======== RECORDS SUPPLIED
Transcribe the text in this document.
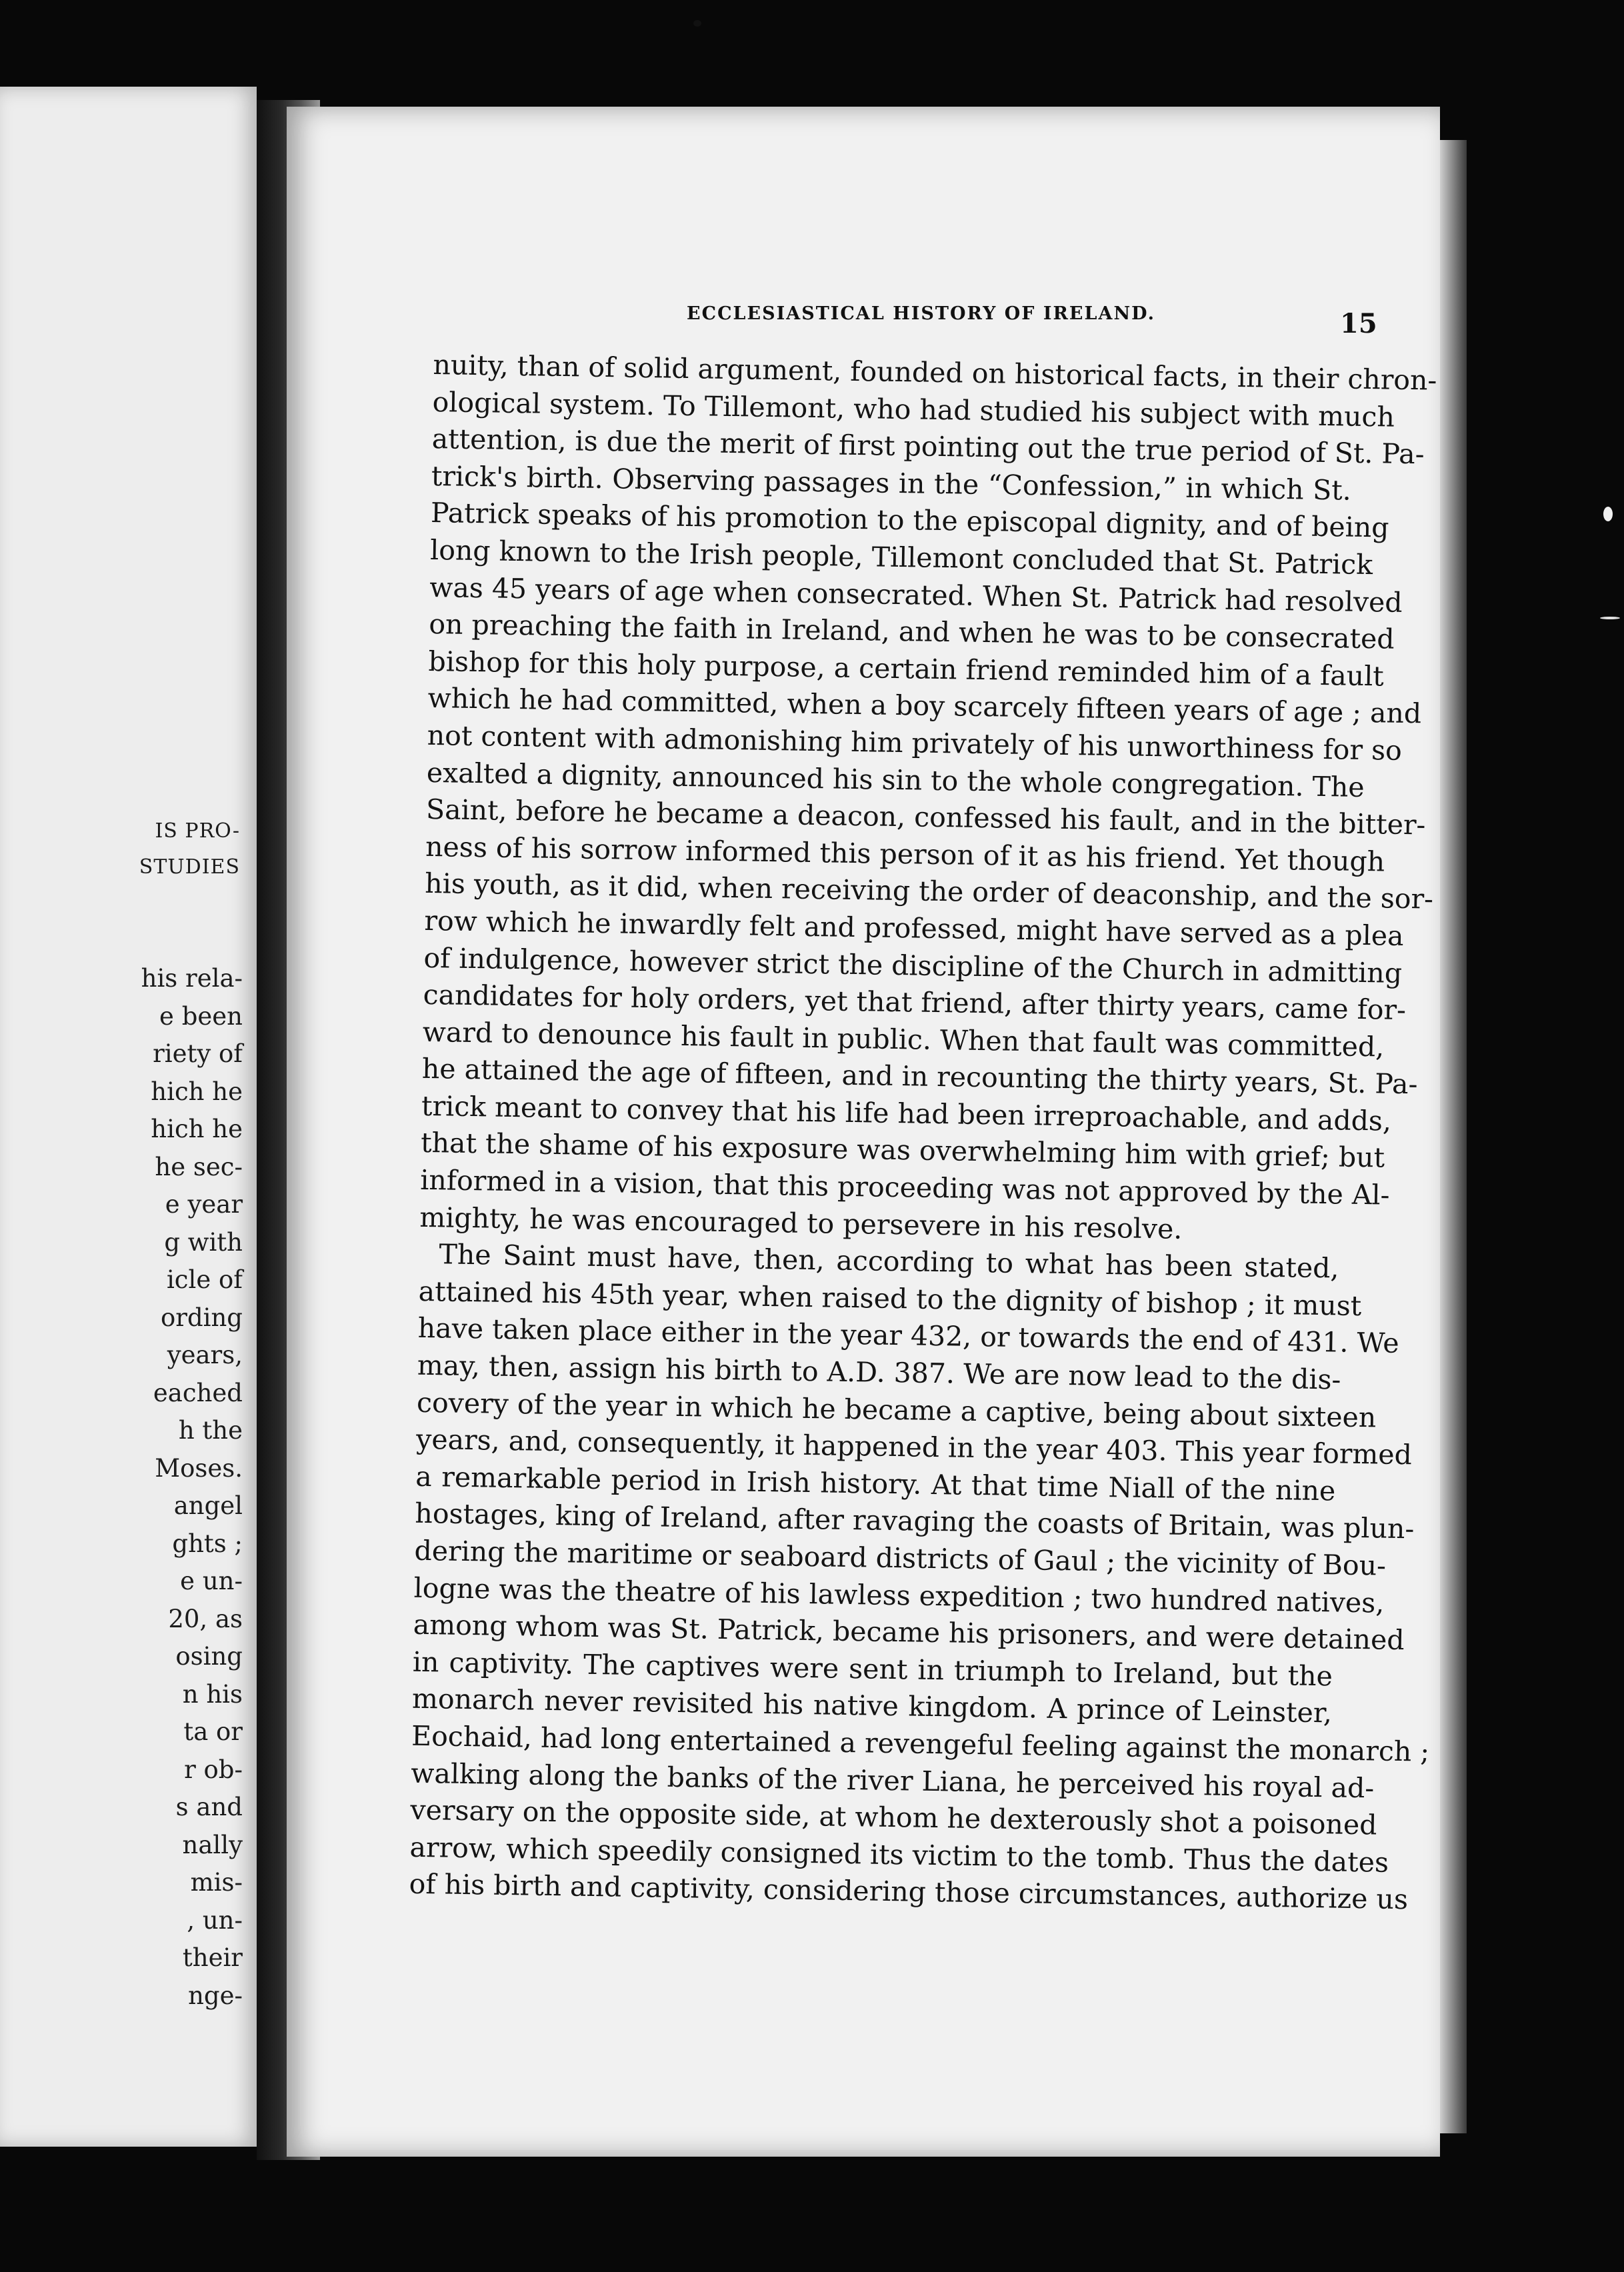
IS PRO-
STUDIES
his rela-
e been
riety of
hich he
hich he
he sec-
e year
g with
icle of
ording
years,
eached
h the
Moses.
angel
ghts ;
e un-
20, as
osing
n his
ta or
r ob-
s and
nally
mis-
, un-
their
nge-
ECCLESIASTICAL HISTORY OF IRELAND.	15
nuity, than of solid argument, founded on historical facts, in their chron-
ological system. To Tillemont, who had studied his subject with much
attention, is due the merit of first pointing out the true period of St. Pa-
trick's birth. Observing passages in the “Confession,” in which St.
Patrick speaks of his promotion to the episcopal dignity, and of being
long known to the Irish people, Tillemont concluded that St. Patrick
was 45 years of age when consecrated. When St. Patrick had resolved
on preaching the faith in Ireland, and when he was to be consecrated
bishop for this holy purpose, a certain friend reminded him of a fault
which he had committed, when a boy scarcely fifteen years of age ; and
not content with admonishing him privately of his unworthiness for so
exalted a dignity, announced his sin to the whole congregation. The
Saint, before he became a deacon, confessed his fault, and in the bitter-
ness of his sorrow informed this person of it as his friend. Yet though
his youth, as it did, when receiving the order of deaconship, and the sor-
row which he inwardly felt and professed, might have served as a plea
of indulgence, however strict the discipline of the Church in admitting
candidates for holy orders, yet that friend, after thirty years, came for-
ward to denounce his fault in public. When that fault was committed,
he attained the age of fifteen, and in recounting the thirty years, St. Pa-
trick meant to convey that his life had been irreproachable, and adds,
that the shame of his exposure was overwhelming him with grief; but
informed in a vision, that this proceeding was not approved by the Al-
mighty, he was encouraged to persevere in his resolve.
The Saint must have, then, according to what has been stated,
attained his 45th year, when raised to the dignity of bishop ; it must
have taken place either in the year 432, or towards the end of 431. We
may, then, assign his birth to A.D. 387. We are now lead to the dis-
covery of the year in which he became a captive, being about sixteen
years, and, consequently, it happened in the year 403. This year formed
a remarkable period in Irish history. At that time Niall of the nine
hostages, king of Ireland, after ravaging the coasts of Britain, was plun-
dering the maritime or seaboard districts of Gaul ; the vicinity of Bou-
logne was the theatre of his lawless expedition ; two hundred natives,
among whom was St. Patrick, became his prisoners, and were detained
in captivity. The captives were sent in triumph to Ireland, but the
monarch never revisited his native kingdom. A prince of Leinster,
Eochaid, had long entertained a revengeful feeling against the monarch ;
walking along the banks of the river Liana, he perceived his royal ad-
versary on the opposite side, at whom he dexterously shot a poisoned
arrow, which speedily consigned its victim to the tomb. Thus the dates
of his birth and captivity, considering those circumstances, authorize us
================
WORK TO COMPLETE:
Which lines of the material contain the string "have"? List each of them.

SOLUTION FOR THIS PROBLEM:
row which he inwardly felt and professed, might have served as a plea
The Saint must have, then, according to what has been stated,
have taken place either in the year 432, or towards the end of 431. We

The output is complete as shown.